- [TASK GOAL] Reproduce the listing exactly and skip over any pictures.

- [INPUT RECORDS]
━━━━━━━━━━━━━━━━━━━━━━━━━━━━━━
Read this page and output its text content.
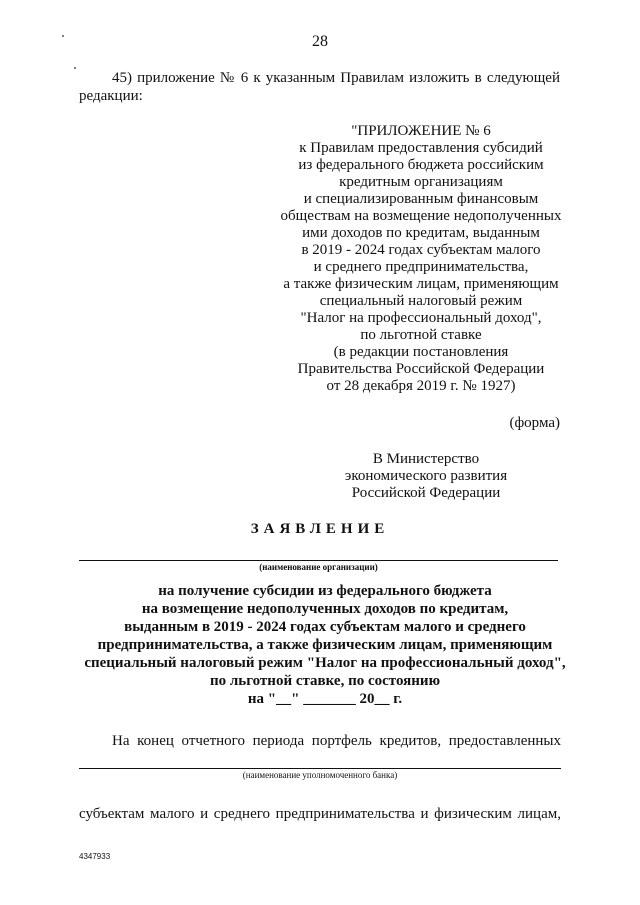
28
45) приложение № 6 к указанным Правилам изложить в следующей
редакции:
"ПРИЛОЖЕНИЕ № 6
к Правилам предоставления субсидий
из федерального бюджета российским
кредитным организациям
и специализированным финансовым
обществам на возмещение недополученных
ими доходов по кредитам, выданным
в 2019 - 2024 годах субъектам малого
и среднего предпринимательства,
а также физическим лицам, применяющим
специальный налоговый режим
"Налог на профессиональный доход",
по льготной ставке
(в редакции постановления
Правительства Российской Федерации
от 28 декабря 2019 г. № 1927)
(форма)
В Министерство
экономического развития
Российской Федерации
ЗАЯВЛЕНИЕ
(наименование организации)
на получение субсидии из федерального бюджета
на возмещение недополученных доходов по кредитам,
выданным в 2019 - 2024 годах субъектам малого и среднего
предпринимательства, а также физическим лицам, применяющим
специальный налоговый режим "Налог на профессиональный доход",
по льготной ставке, по состоянию
на "__" _______ 20__ г.
На конец отчетного периода портфель кредитов, предоставленных
(наименование уполномоченного банка)
субъектам малого и среднего предпринимательства и физическим лицам,
4347933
━━━━━━━━━━━━━━━━━━━━━━━━━━━━━━
- [RESPONSE BELOW]
Read this page and output its text content.
28
45) приложение № 6 к указанным Правилам изложить в следующей
редакции:
"ПРИЛОЖЕНИЕ № 6
к Правилам предоставления субсидий
из федерального бюджета российским
кредитным организациям
и специализированным финансовым
обществам на возмещение недополученных
ими доходов по кредитам, выданным
в 2019 - 2024 годах субъектам малого
и среднего предпринимательства,
а также физическим лицам, применяющим
специальный налоговый режим
"Налог на профессиональный доход",
по льготной ставке
(в редакции постановления
Правительства Российской Федерации
от 28 декабря 2019 г. № 1927)
(форма)
В Министерство
экономического развития
Российской Федерации
ЗАЯВЛЕНИЕ
(наименование организации)
на получение субсидии из федерального бюджета
на возмещение недополученных доходов по кредитам,
выданным в 2019 - 2024 годах субъектам малого и среднего
предпринимательства, а также физическим лицам, применяющим
специальный налоговый режим "Налог на профессиональный доход",
по льготной ставке, по состоянию
на "__" _______ 20__ г.
На конец отчетного периода портфель кредитов, предоставленных
(наименование уполномоченного банка)
субъектам малого и среднего предпринимательства и физическим лицам,
4347933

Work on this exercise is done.